_To be done_
Filter the listing below, copying every line in which the word "Index" appears.

_Rows_
--

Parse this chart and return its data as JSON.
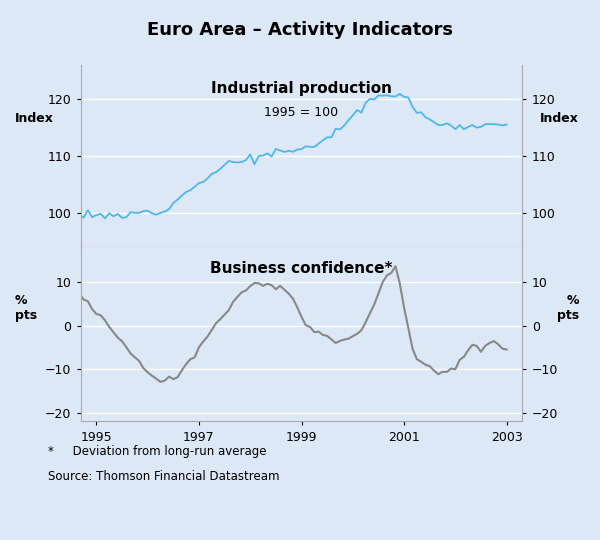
{
  "title": "Euro Area – Activity Indicators",
  "background_color": "#dce8f5",
  "top_panel": {
    "label": "Industrial production",
    "sublabel": "1995 = 100",
    "ylabel_left": "Index",
    "ylabel_right": "Index",
    "ylim": [
      94,
      126
    ],
    "yticks": [
      100,
      110,
      120
    ],
    "color": "#4db8e8",
    "linewidth": 1.3
  },
  "bottom_panel": {
    "label": "Business confidence*",
    "ylabel_left": "%\npts",
    "ylabel_right": "%\npts",
    "ylim": [
      -22,
      18
    ],
    "yticks": [
      -20,
      -10,
      0,
      10
    ],
    "color": "#888888",
    "linewidth": 1.5
  },
  "xlim_start": 1994.7,
  "xlim_end": 2003.3,
  "xticks": [
    1995,
    1997,
    1999,
    2001,
    2003
  ],
  "grid_color": "#c8dff0",
  "spine_color": "#aaaaaa",
  "footnote1": "*     Deviation from long-run average",
  "footnote2": "Source: Thomson Financial Datastream"
}
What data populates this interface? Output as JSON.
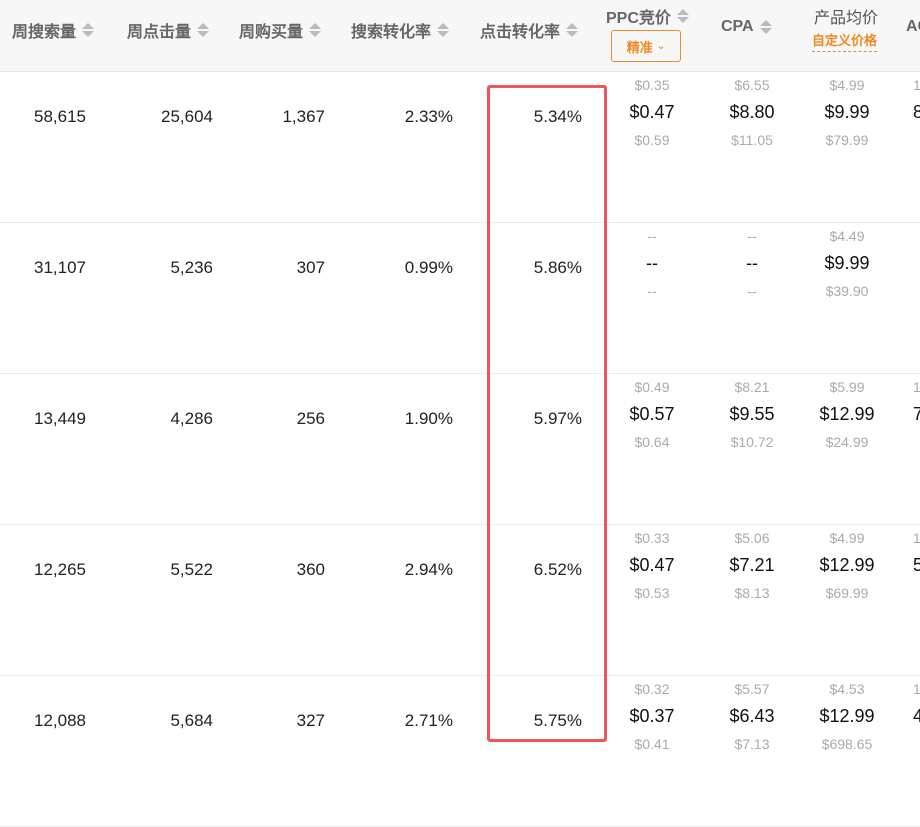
{
  "headers": {
    "weekly_searches": "周搜索量",
    "weekly_clicks": "周点击量",
    "weekly_purchases": "周购买量",
    "search_conversion": "搜索转化率",
    "click_conversion": "点击转化率",
    "ppc": "PPC竞价",
    "ppc_mode": "精准",
    "cpa": "CPA",
    "avg_price": "产品均价",
    "custom_price": "自定义价格",
    "next_col": "AC"
  },
  "accent_color": "#f08a24",
  "highlight_color": "#f25555",
  "rows": [
    {
      "searches": "58,615",
      "clicks": "25,604",
      "purchases": "1,367",
      "search_cvr": "2.33%",
      "click_cvr": "5.34%",
      "ppc": [
        "$0.35",
        "$0.47",
        "$0.59"
      ],
      "cpa": [
        "$6.55",
        "$8.80",
        "$11.05"
      ],
      "price": [
        "$4.99",
        "$9.99",
        "$79.99"
      ],
      "next": [
        "1",
        "8"
      ]
    },
    {
      "searches": "31,107",
      "clicks": "5,236",
      "purchases": "307",
      "search_cvr": "0.99%",
      "click_cvr": "5.86%",
      "ppc": [
        "--",
        "--",
        "--"
      ],
      "cpa": [
        "--",
        "--",
        "--"
      ],
      "price": [
        "$4.49",
        "$9.99",
        "$39.90"
      ],
      "next": [
        "",
        ""
      ]
    },
    {
      "searches": "13,449",
      "clicks": "4,286",
      "purchases": "256",
      "search_cvr": "1.90%",
      "click_cvr": "5.97%",
      "ppc": [
        "$0.49",
        "$0.57",
        "$0.64"
      ],
      "cpa": [
        "$8.21",
        "$9.55",
        "$10.72"
      ],
      "price": [
        "$5.99",
        "$12.99",
        "$24.99"
      ],
      "next": [
        "1",
        "7"
      ]
    },
    {
      "searches": "12,265",
      "clicks": "5,522",
      "purchases": "360",
      "search_cvr": "2.94%",
      "click_cvr": "6.52%",
      "ppc": [
        "$0.33",
        "$0.47",
        "$0.53"
      ],
      "cpa": [
        "$5.06",
        "$7.21",
        "$8.13"
      ],
      "price": [
        "$4.99",
        "$12.99",
        "$69.99"
      ],
      "next": [
        "1",
        "5"
      ]
    },
    {
      "searches": "12,088",
      "clicks": "5,684",
      "purchases": "327",
      "search_cvr": "2.71%",
      "click_cvr": "5.75%",
      "ppc": [
        "$0.32",
        "$0.37",
        "$0.41"
      ],
      "cpa": [
        "$5.57",
        "$6.43",
        "$7.13"
      ],
      "price": [
        "$4.53",
        "$12.99",
        "$698.65"
      ],
      "next": [
        "1",
        "4"
      ]
    }
  ]
}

--

_Answer_
    "ylabel_left": "Index",
    "ylabel_right": "Index",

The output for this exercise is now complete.